Given records:
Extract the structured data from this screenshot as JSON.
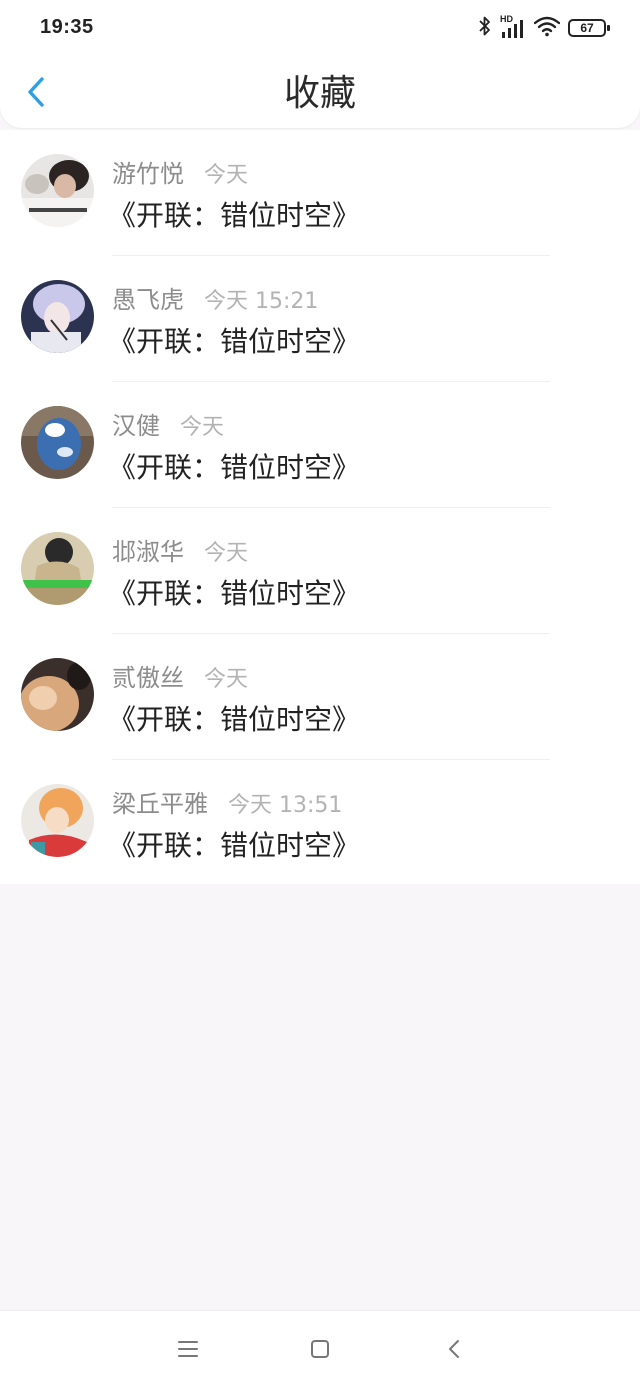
{
  "status_bar": {
    "time": "19:35",
    "network_label": "HD",
    "battery": "67",
    "icons": [
      "bluetooth-icon",
      "signal-icon",
      "wifi-icon",
      "battery-icon"
    ]
  },
  "header": {
    "title": "收藏",
    "back_icon": "chevron-left-icon",
    "accent_color": "#2d9ee8"
  },
  "favorites": [
    {
      "name": "游竹悦",
      "time": "今天",
      "title": "《开联：错位时空》"
    },
    {
      "name": "愚飞虎",
      "time": "今天 15:21",
      "title": "《开联：错位时空》"
    },
    {
      "name": "汉健",
      "time": "今天",
      "title": "《开联：错位时空》"
    },
    {
      "name": "邶淑华",
      "time": "今天",
      "title": "《开联：错位时空》"
    },
    {
      "name": "贰傲丝",
      "time": "今天",
      "title": "《开联：错位时空》"
    },
    {
      "name": "梁丘平雅",
      "time": "今天 13:51",
      "title": "《开联：错位时空》"
    }
  ],
  "nav_bar": {
    "icons": [
      "menu-icon",
      "home-icon",
      "back-icon"
    ]
  }
}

Work instructions:
Quote every record above exactly, omitting any pictures they contain.

Worked solution:
Extract the structured data from this screenshot as JSON.
{
  "status_bar": {
    "time": "19:35",
    "network_label": "HD",
    "battery": "67",
    "icons": [
      "bluetooth-icon",
      "signal-icon",
      "wifi-icon",
      "battery-icon"
    ]
  },
  "header": {
    "title": "收藏",
    "back_icon": "chevron-left-icon",
    "accent_color": "#2d9ee8"
  },
  "favorites": [
    {
      "name": "游竹悦",
      "time": "今天",
      "title": "《开联：错位时空》"
    },
    {
      "name": "愚飞虎",
      "time": "今天 15:21",
      "title": "《开联：错位时空》"
    },
    {
      "name": "汉健",
      "time": "今天",
      "title": "《开联：错位时空》"
    },
    {
      "name": "邶淑华",
      "time": "今天",
      "title": "《开联：错位时空》"
    },
    {
      "name": "贰傲丝",
      "time": "今天",
      "title": "《开联：错位时空》"
    },
    {
      "name": "梁丘平雅",
      "time": "今天 13:51",
      "title": "《开联：错位时空》"
    }
  ],
  "nav_bar": {
    "icons": [
      "menu-icon",
      "home-icon",
      "back-icon"
    ]
  }
}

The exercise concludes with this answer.